Write out every line below that includes the word "spend".
Start
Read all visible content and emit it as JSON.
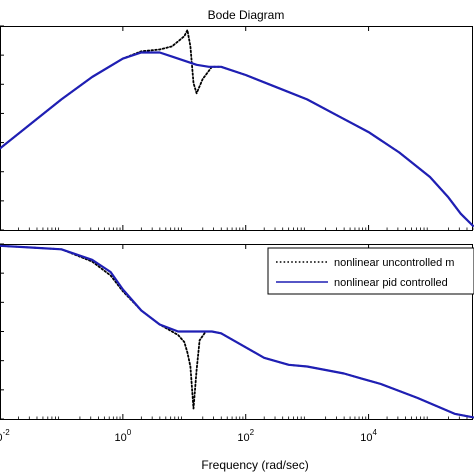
{
  "chart_data": {
    "type": "line",
    "title": "Bode Diagram",
    "xlabel": "Frequency  (rad/sec)",
    "xscale": "log10",
    "xlim_log10": [
      -2,
      5.7
    ],
    "xticks": [
      {
        "exp": -2,
        "base": "10",
        "sup": "-2"
      },
      {
        "exp": 0,
        "base": "10",
        "sup": "0"
      },
      {
        "exp": 2,
        "base": "10",
        "sup": "2"
      },
      {
        "exp": 4,
        "base": "10",
        "sup": "4"
      }
    ],
    "grid": false,
    "legend": {
      "placement": "top-right",
      "entries": [
        "nonlinear uncontrolled m",
        "nonlinear pid controlled"
      ]
    },
    "colors": {
      "pid": "#1f1fb4",
      "uncontrolled": "#000000"
    },
    "panels": [
      {
        "name": "magnitude",
        "ylim": [
          0,
          1
        ],
        "series": [
          {
            "name": "nonlinear uncontrolled m",
            "style": "dotted",
            "x": [
              -2,
              -1.5,
              -1,
              -0.5,
              0,
              0.3,
              0.6,
              0.8,
              1.0,
              1.05,
              1.1,
              1.15,
              1.2,
              1.3,
              1.45,
              1.6,
              2.0,
              2.5,
              3.0,
              3.5,
              4.0,
              4.5,
              5.0,
              5.3,
              5.5,
              5.7
            ],
            "y": [
              0.4,
              0.52,
              0.64,
              0.75,
              0.84,
              0.876,
              0.885,
              0.9,
              0.95,
              0.98,
              0.9,
              0.72,
              0.67,
              0.74,
              0.8,
              0.8,
              0.76,
              0.7,
              0.64,
              0.56,
              0.48,
              0.38,
              0.26,
              0.16,
              0.08,
              0.02
            ]
          },
          {
            "name": "nonlinear pid controlled",
            "style": "solid",
            "x": [
              -2,
              -1.5,
              -1,
              -0.5,
              0,
              0.3,
              0.6,
              0.8,
              1.0,
              1.2,
              1.4,
              1.6,
              2.0,
              2.5,
              3.0,
              3.5,
              4.0,
              4.5,
              5.0,
              5.3,
              5.5,
              5.7
            ],
            "y": [
              0.4,
              0.52,
              0.64,
              0.75,
              0.84,
              0.87,
              0.87,
              0.85,
              0.83,
              0.81,
              0.8,
              0.8,
              0.76,
              0.7,
              0.64,
              0.56,
              0.48,
              0.38,
              0.26,
              0.16,
              0.08,
              0.02
            ]
          }
        ]
      },
      {
        "name": "phase",
        "ylim": [
          0,
          1
        ],
        "series": [
          {
            "name": "nonlinear uncontrolled m",
            "style": "dotted",
            "x": [
              -2,
              -1.5,
              -1,
              -0.5,
              -0.2,
              0,
              0.3,
              0.6,
              0.9,
              1.0,
              1.05,
              1.1,
              1.15,
              1.2,
              1.25,
              1.35,
              1.45,
              1.6,
              1.8,
              2.0,
              2.3,
              2.7,
              3.0,
              3.3,
              3.6,
              3.9,
              4.2,
              4.5,
              4.8,
              5.0,
              5.2,
              5.4,
              5.7
            ],
            "y": [
              0.99,
              0.98,
              0.97,
              0.9,
              0.82,
              0.73,
              0.62,
              0.54,
              0.48,
              0.44,
              0.38,
              0.3,
              0.06,
              0.28,
              0.45,
              0.5,
              0.5,
              0.49,
              0.45,
              0.41,
              0.35,
              0.31,
              0.3,
              0.28,
              0.26,
              0.23,
              0.2,
              0.16,
              0.12,
              0.09,
              0.06,
              0.03,
              0.01
            ]
          },
          {
            "name": "nonlinear pid controlled",
            "style": "solid",
            "x": [
              -2,
              -1.5,
              -1,
              -0.5,
              -0.2,
              0,
              0.3,
              0.6,
              0.9,
              1.1,
              1.3,
              1.45,
              1.6,
              1.8,
              2.0,
              2.3,
              2.7,
              3.0,
              3.3,
              3.6,
              3.9,
              4.2,
              4.5,
              4.8,
              5.0,
              5.2,
              5.4,
              5.7
            ],
            "y": [
              0.99,
              0.98,
              0.97,
              0.91,
              0.84,
              0.74,
              0.62,
              0.54,
              0.5,
              0.5,
              0.5,
              0.5,
              0.49,
              0.45,
              0.41,
              0.35,
              0.31,
              0.3,
              0.28,
              0.26,
              0.23,
              0.2,
              0.16,
              0.12,
              0.09,
              0.06,
              0.03,
              0.01
            ]
          }
        ]
      }
    ]
  }
}
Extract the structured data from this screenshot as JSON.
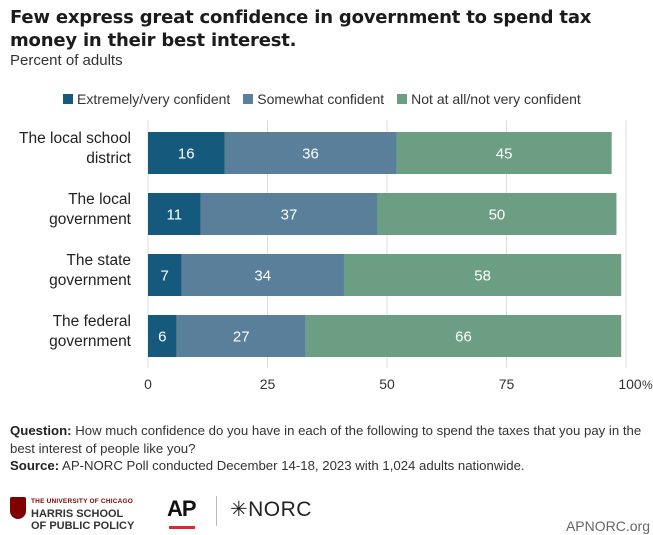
{
  "title": "Few express great confidence in government to spend tax money in their best interest.",
  "subtitle": "Percent of adults",
  "colors": {
    "series": [
      "#155a7d",
      "#5a7f9b",
      "#6b9e82"
    ],
    "gridline": "#dddddd",
    "text_light": "#ffffff"
  },
  "chart_data": {
    "type": "bar",
    "orientation": "horizontal",
    "stacked": true,
    "categories": [
      [
        "The local school",
        "district"
      ],
      [
        "The local",
        "government"
      ],
      [
        "The state",
        "government"
      ],
      [
        "The federal",
        "government"
      ]
    ],
    "series": [
      {
        "name": "Extremely/very confident",
        "values": [
          16,
          11,
          7,
          6
        ]
      },
      {
        "name": "Somewhat confident",
        "values": [
          36,
          37,
          34,
          27
        ]
      },
      {
        "name": "Not at all/not very confident",
        "values": [
          45,
          50,
          58,
          66
        ]
      }
    ],
    "xlim": [
      0,
      100
    ],
    "xticks": [
      "0",
      "25",
      "50",
      "75",
      "100"
    ],
    "xtick_suffix": "%",
    "grid": true,
    "legend": "top"
  },
  "footnote": {
    "question_label": "Question:",
    "question_text": " How much confidence do you have in each of the following to spend the taxes that you pay in the best interest of people like you?",
    "source_label": "Source:",
    "source_text": " AP-NORC Poll conducted December 14-18, 2023 with 1,024 adults nationwide."
  },
  "logos": {
    "uchicago_line1": "THE UNIVERSITY OF CHICAGO",
    "uchicago_line2": "HARRIS SCHOOL",
    "uchicago_line3": "OF PUBLIC POLICY",
    "ap": "AP",
    "norc": "✳NORC",
    "site": "APNORC.org"
  }
}
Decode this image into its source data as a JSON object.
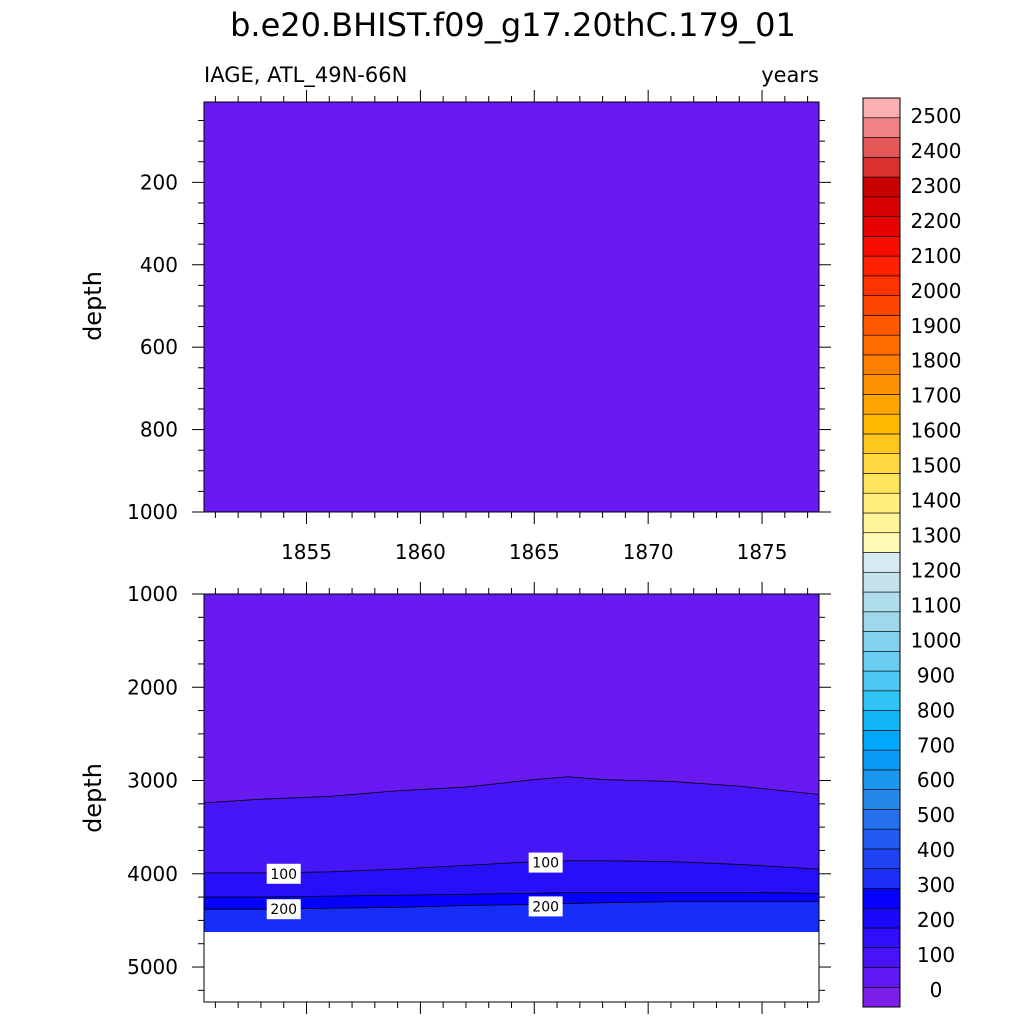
{
  "title": "b.e20.BHIST.f09_g17.20thC.179_01",
  "left_string": "IAGE, ATL_49N-66N",
  "right_string": "years",
  "ylabel_top": "depth",
  "ylabel_bottom": "depth",
  "colorbar": {
    "labels": [
      "2500",
      "2400",
      "2300",
      "2200",
      "2100",
      "2000",
      "1900",
      "1800",
      "1700",
      "1600",
      "1500",
      "1400",
      "1300",
      "1200",
      "1100",
      "1000",
      "900",
      "800",
      "700",
      "600",
      "500",
      "400",
      "300",
      "200",
      "100",
      "0"
    ],
    "colors": [
      "#7b1ee8",
      "#6019f3",
      "#4913f8",
      "#300ef9",
      "#1a08fb",
      "#0500ff",
      "#1b2ef5",
      "#1e44f2",
      "#2259ef",
      "#2570ec",
      "#2687ea",
      "#1c97f0",
      "#0a9bf7",
      "#00a9fd",
      "#12b5f8",
      "#30c3f6",
      "#4ec8f3",
      "#68cdf0",
      "#82d2ed",
      "#9dd8ec",
      "#b0ddeb",
      "#c4e3ec",
      "#d6ecf2",
      "#fff9b6",
      "#fff499",
      "#ffef7c",
      "#ffe45e",
      "#ffd73f",
      "#ffc81f",
      "#ffb800",
      "#ffa500",
      "#ff9200",
      "#ff7f00",
      "#ff6c00",
      "#ff5900",
      "#ff4600",
      "#ff3300",
      "#ff2000",
      "#f70d00",
      "#e60000",
      "#d80000",
      "#ca0000",
      "#d93030",
      "#e45858",
      "#ef8383",
      "#fab0b0"
    ]
  },
  "chart_data": [
    {
      "type": "heatmap",
      "panel": "top",
      "xlabel": "",
      "ylabel": "depth",
      "xlim": [
        1850.5,
        1877.5
      ],
      "ylim": [
        1000,
        5
      ],
      "x_ticks": [
        "1855",
        "1860",
        "1865",
        "1870",
        "1875"
      ],
      "y_ticks": [
        "200",
        "400",
        "600",
        "800",
        "1000"
      ],
      "fill_color": "#6919f2",
      "contours": []
    },
    {
      "type": "heatmap",
      "panel": "bottom",
      "xlabel": "",
      "ylabel": "depth",
      "xlim": [
        1850.5,
        1877.5
      ],
      "ylim": [
        5375,
        1000
      ],
      "y_ticks": [
        "1000",
        "2000",
        "3000",
        "4000",
        "5000"
      ],
      "bottom_of_data": 4625,
      "x": [
        1850.5,
        1853,
        1856,
        1859,
        1862,
        1865,
        1866.5,
        1868,
        1871,
        1874,
        1877.5
      ],
      "level_0_boundary": [
        3240,
        3200,
        3170,
        3110,
        3070,
        2990,
        2960,
        2990,
        3010,
        3060,
        3150
      ],
      "level_100_boundary": [
        3990,
        3990,
        3980,
        3950,
        3910,
        3870,
        3860,
        3860,
        3870,
        3900,
        3950
      ],
      "level_200_boundary": [
        4250,
        4250,
        4240,
        4230,
        4220,
        4210,
        4200,
        4200,
        4200,
        4200,
        4210
      ],
      "level_300_boundary": [
        4380,
        4380,
        4370,
        4360,
        4340,
        4330,
        4320,
        4310,
        4300,
        4300,
        4300
      ],
      "band_colors": [
        "#6919f2",
        "#4616f7",
        "#280ffa",
        "#0500ff",
        "#172dfa"
      ],
      "contour_labels": [
        {
          "text": "100",
          "x": 1854.0,
          "y": 4000
        },
        {
          "text": "100",
          "x": 1865.5,
          "y": 3880
        },
        {
          "text": "200",
          "x": 1854.0,
          "y": 4380
        },
        {
          "text": "200",
          "x": 1865.5,
          "y": 4350
        }
      ]
    }
  ]
}
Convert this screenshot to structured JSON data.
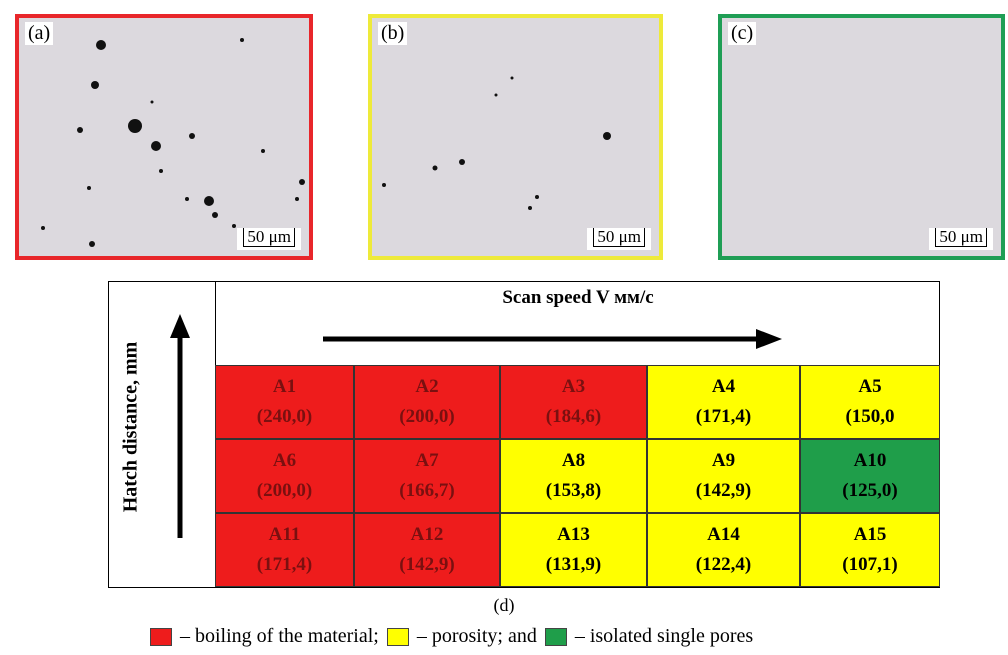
{
  "panels": [
    {
      "label": "(a)",
      "scale": "50 μm",
      "border": "#e8262a"
    },
    {
      "label": "(b)",
      "scale": "50 μm",
      "border": "#eeea3a"
    },
    {
      "label": "(c)",
      "scale": "50 μm",
      "border": "#1f9e55"
    }
  ],
  "table": {
    "header": "Scan speed V мм/с",
    "y_axis": "Hatch distance, mm",
    "rows": [
      [
        {
          "id": "A1",
          "value": "(240,0)",
          "status": 0
        },
        {
          "id": "A2",
          "value": "(200,0)",
          "status": 0
        },
        {
          "id": "A3",
          "value": "(184,6)",
          "status": 0
        },
        {
          "id": "A4",
          "value": "(171,4)",
          "status": 1
        },
        {
          "id": "A5",
          "value": "(150,0",
          "status": 1
        }
      ],
      [
        {
          "id": "A6",
          "value": "(200,0)",
          "status": 0
        },
        {
          "id": "A7",
          "value": "(166,7)",
          "status": 0
        },
        {
          "id": "A8",
          "value": "(153,8)",
          "status": 1
        },
        {
          "id": "A9",
          "value": "(142,9)",
          "status": 1
        },
        {
          "id": "A10",
          "value": "(125,0)",
          "status": 2
        }
      ],
      [
        {
          "id": "A11",
          "value": "(171,4)",
          "status": 0
        },
        {
          "id": "A12",
          "value": "(142,9)",
          "status": 0
        },
        {
          "id": "A13",
          "value": "(131,9)",
          "status": 1
        },
        {
          "id": "A14",
          "value": "(122,4)",
          "status": 1
        },
        {
          "id": "A15",
          "value": "(107,1)",
          "status": 1
        }
      ]
    ]
  },
  "caption": "(d)",
  "legend": [
    {
      "color": "#ee1c1c",
      "text": "– boiling of the material;"
    },
    {
      "color": "#ffff00",
      "text": "– porosity; and"
    },
    {
      "color": "#1f9e4a",
      "text": "– isolated single pores"
    }
  ]
}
End
Response to the exercise ::
  "title": "Few express great confidence in government to spend tax money in their best interest.",
    "question_text": " How much confidence do you have in each of the following to spend the taxes that you pay in the best interest of people like you?",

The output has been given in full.